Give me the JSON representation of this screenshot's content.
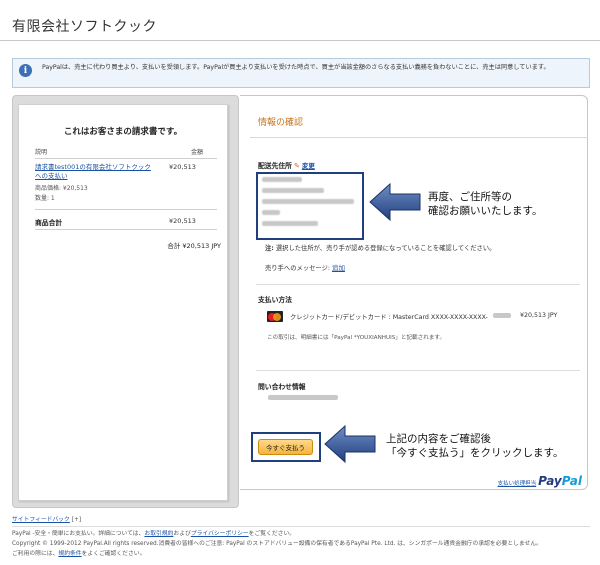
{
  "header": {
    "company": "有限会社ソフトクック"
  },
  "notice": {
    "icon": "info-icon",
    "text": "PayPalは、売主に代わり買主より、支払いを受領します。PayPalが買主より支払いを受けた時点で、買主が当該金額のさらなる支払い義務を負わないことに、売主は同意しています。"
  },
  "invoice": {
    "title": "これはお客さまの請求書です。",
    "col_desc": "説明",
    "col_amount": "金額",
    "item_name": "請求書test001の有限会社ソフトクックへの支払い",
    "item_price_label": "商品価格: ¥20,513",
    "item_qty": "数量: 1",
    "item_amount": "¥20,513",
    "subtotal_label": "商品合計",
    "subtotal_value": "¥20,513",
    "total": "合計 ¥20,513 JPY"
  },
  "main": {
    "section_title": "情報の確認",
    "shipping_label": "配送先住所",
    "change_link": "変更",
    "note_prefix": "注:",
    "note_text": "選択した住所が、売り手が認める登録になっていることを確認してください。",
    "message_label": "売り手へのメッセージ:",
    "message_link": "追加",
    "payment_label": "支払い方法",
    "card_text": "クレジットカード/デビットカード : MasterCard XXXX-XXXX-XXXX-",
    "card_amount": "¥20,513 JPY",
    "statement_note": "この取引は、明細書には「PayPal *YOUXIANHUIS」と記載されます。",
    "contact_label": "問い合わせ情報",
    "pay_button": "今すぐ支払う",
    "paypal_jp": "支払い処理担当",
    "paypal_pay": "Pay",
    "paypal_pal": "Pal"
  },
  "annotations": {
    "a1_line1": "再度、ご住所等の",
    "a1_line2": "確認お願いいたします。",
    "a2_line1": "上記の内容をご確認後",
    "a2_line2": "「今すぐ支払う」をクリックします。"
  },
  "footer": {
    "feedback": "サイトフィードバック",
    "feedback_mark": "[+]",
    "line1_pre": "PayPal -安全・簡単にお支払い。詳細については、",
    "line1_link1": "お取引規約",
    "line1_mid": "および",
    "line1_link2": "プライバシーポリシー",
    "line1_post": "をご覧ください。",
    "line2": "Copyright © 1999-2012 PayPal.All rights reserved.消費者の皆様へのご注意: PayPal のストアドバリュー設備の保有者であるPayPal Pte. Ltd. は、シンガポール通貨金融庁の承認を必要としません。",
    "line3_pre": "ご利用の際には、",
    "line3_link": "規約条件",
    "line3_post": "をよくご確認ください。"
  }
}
*****
- Instructions for the task -
Write out each entry exactly as given, but skip the pictures.

- Exercise output -
Give me the JSON representation of this screenshot's content.
{
  "header": {
    "company": "有限会社ソフトクック"
  },
  "notice": {
    "icon": "info-icon",
    "text": "PayPalは、売主に代わり買主より、支払いを受領します。PayPalが買主より支払いを受けた時点で、買主が当該金額のさらなる支払い義務を負わないことに、売主は同意しています。"
  },
  "invoice": {
    "title": "これはお客さまの請求書です。",
    "col_desc": "説明",
    "col_amount": "金額",
    "item_name": "請求書test001の有限会社ソフトクックへの支払い",
    "item_price_label": "商品価格: ¥20,513",
    "item_qty": "数量: 1",
    "item_amount": "¥20,513",
    "subtotal_label": "商品合計",
    "subtotal_value": "¥20,513",
    "total": "合計 ¥20,513 JPY"
  },
  "main": {
    "section_title": "情報の確認",
    "shipping_label": "配送先住所",
    "change_link": "変更",
    "note_prefix": "注:",
    "note_text": "選択した住所が、売り手が認める登録になっていることを確認してください。",
    "message_label": "売り手へのメッセージ:",
    "message_link": "追加",
    "payment_label": "支払い方法",
    "card_text": "クレジットカード/デビットカード : MasterCard XXXX-XXXX-XXXX-",
    "card_amount": "¥20,513 JPY",
    "statement_note": "この取引は、明細書には「PayPal *YOUXIANHUIS」と記載されます。",
    "contact_label": "問い合わせ情報",
    "pay_button": "今すぐ支払う",
    "paypal_jp": "支払い処理担当",
    "paypal_pay": "Pay",
    "paypal_pal": "Pal"
  },
  "annotations": {
    "a1_line1": "再度、ご住所等の",
    "a1_line2": "確認お願いいたします。",
    "a2_line1": "上記の内容をご確認後",
    "a2_line2": "「今すぐ支払う」をクリックします。"
  },
  "footer": {
    "feedback": "サイトフィードバック",
    "feedback_mark": "[+]",
    "line1_pre": "PayPal -安全・簡単にお支払い。詳細については、",
    "line1_link1": "お取引規約",
    "line1_mid": "および",
    "line1_link2": "プライバシーポリシー",
    "line1_post": "をご覧ください。",
    "line2": "Copyright © 1999-2012 PayPal.All rights reserved.消費者の皆様へのご注意: PayPal のストアドバリュー設備の保有者であるPayPal Pte. Ltd. は、シンガポール通貨金融庁の承認を必要としません。",
    "line3_pre": "ご利用の際には、",
    "line3_link": "規約条件",
    "line3_post": "をよくご確認ください。"
  }
}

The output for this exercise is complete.